Required task:
Transcribe the listing word for word.

Task material:
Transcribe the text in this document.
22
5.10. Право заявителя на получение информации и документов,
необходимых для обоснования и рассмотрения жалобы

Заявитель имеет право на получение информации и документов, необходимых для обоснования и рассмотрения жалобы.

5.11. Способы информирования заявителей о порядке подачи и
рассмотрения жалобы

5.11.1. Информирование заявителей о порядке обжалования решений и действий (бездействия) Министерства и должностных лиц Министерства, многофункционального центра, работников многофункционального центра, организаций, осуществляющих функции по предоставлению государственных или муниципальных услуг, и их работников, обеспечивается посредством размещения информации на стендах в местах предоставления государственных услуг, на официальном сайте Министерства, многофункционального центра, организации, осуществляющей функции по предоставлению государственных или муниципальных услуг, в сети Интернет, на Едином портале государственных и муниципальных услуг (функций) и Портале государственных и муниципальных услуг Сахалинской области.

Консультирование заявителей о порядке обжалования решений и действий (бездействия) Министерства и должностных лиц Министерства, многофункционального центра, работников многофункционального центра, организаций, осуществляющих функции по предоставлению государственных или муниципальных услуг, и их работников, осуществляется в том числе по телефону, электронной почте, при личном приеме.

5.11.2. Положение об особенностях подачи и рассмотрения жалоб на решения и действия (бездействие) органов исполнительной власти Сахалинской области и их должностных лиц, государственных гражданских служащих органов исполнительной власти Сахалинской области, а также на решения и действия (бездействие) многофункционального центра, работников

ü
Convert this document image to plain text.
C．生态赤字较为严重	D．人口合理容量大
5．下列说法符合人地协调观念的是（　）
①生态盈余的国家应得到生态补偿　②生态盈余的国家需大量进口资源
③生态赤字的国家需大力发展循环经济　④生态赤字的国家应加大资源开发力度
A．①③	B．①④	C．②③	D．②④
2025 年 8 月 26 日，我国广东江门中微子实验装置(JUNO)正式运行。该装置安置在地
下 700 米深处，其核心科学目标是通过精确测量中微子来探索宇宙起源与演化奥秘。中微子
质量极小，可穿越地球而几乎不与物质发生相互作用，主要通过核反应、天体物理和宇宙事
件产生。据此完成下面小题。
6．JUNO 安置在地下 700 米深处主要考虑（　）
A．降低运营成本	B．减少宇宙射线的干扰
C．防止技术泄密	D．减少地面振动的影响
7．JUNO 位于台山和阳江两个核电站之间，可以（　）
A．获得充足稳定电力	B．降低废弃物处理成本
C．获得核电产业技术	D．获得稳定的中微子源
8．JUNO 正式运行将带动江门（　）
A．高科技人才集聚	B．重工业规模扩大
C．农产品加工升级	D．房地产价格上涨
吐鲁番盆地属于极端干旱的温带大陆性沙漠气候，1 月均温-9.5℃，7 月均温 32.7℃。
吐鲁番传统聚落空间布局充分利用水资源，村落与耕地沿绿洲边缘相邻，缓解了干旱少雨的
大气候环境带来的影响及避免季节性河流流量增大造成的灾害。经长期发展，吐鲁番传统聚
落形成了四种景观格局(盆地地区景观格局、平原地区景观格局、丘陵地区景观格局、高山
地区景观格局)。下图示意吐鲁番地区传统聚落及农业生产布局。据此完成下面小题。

Full response:
Transcribe the text in this document.
22
5.10. Право заявителя на получение информации и документов,
необходимых для обоснования и рассмотрения жалобы

Заявитель имеет право на получение информации и документов, необходимых для обоснования и рассмотрения жалобы.

5.11. Способы информирования заявителей о порядке подачи и
рассмотрения жалобы

5.11.1. Информирование заявителей о порядке обжалования решений и действий (бездействия) Министерства и должностных лиц Министерства, многофункционального центра, работников многофункционального центра, организаций, осуществляющих функции по предоставлению государственных или муниципальных услуг, и их работников, обеспечивается посредством размещения информации на стендах в местах предоставления государственных услуг, на официальном сайте Министерства, многофункционального центра, организации, осуществляющей функции по предоставлению государственных или муниципальных услуг, в сети Интернет, на Едином портале государственных и муниципальных услуг (функций) и Портале государственных и муниципальных услуг Сахалинской области.

Консультирование заявителей о порядке обжалования решений и действий (бездействия) Министерства и должностных лиц Министерства, многофункционального центра, работников многофункционального центра, организаций, осуществляющих функции по предоставлению государственных или муниципальных услуг, и их работников, осуществляется в том числе по телефону, электронной почте, при личном приеме.

5.11.2. Положение об особенностях подачи и рассмотрения жалоб на решения и действия (бездействие) органов исполнительной власти Сахалинской области и их должностных лиц, государственных гражданских служащих органов исполнительной власти Сахалинской области, а также на решения и действия (бездействие) многофункционального центра, работников

ü
Convert this document image to plain text.
C．生态赤字较为严重	D．人口合理容量大
5．下列说法符合人地协调观念的是（　）
①生态盈余的国家应得到生态补偿　②生态盈余的国家需大量进口资源
③生态赤字的国家需大力发展循环经济　④生态赤字的国家应加大资源开发力度
A．①③	B．①④	C．②③	D．②④
2025 年 8 月 26 日，我国广东江门中微子实验装置(JUNO)正式运行。该装置安置在地
下 700 米深处，其核心科学目标是通过精确测量中微子来探索宇宙起源与演化奥秘。中微子
质量极小，可穿越地球而几乎不与物质发生相互作用，主要通过核反应、天体物理和宇宙事
件产生。据此完成下面小题。
6．JUNO 安置在地下 700 米深处主要考虑（　）
A．降低运营成本	B．减少宇宙射线的干扰
C．防止技术泄密	D．减少地面振动的影响
7．JUNO 位于台山和阳江两个核电站之间，可以（　）
A．获得充足稳定电力	B．降低废弃物处理成本
C．获得核电产业技术	D．获得稳定的中微子源
8．JUNO 正式运行将带动江门（　）
A．高科技人才集聚	B．重工业规模扩大
C．农产品加工升级	D．房地产价格上涨
吐鲁番盆地属于极端干旱的温带大陆性沙漠气候，1 月均温-9.5℃，7 月均温 32.7℃。
吐鲁番传统聚落空间布局充分利用水资源，村落与耕地沿绿洲边缘相邻，缓解了干旱少雨的
大气候环境带来的影响及避免季节性河流流量增大造成的灾害。经长期发展，吐鲁番传统聚
落形成了四种景观格局(盆地地区景观格局、平原地区景观格局、丘陵地区景观格局、高山
地区景观格局)。下图示意吐鲁番地区传统聚落及农业生产布局。据此完成下面小题。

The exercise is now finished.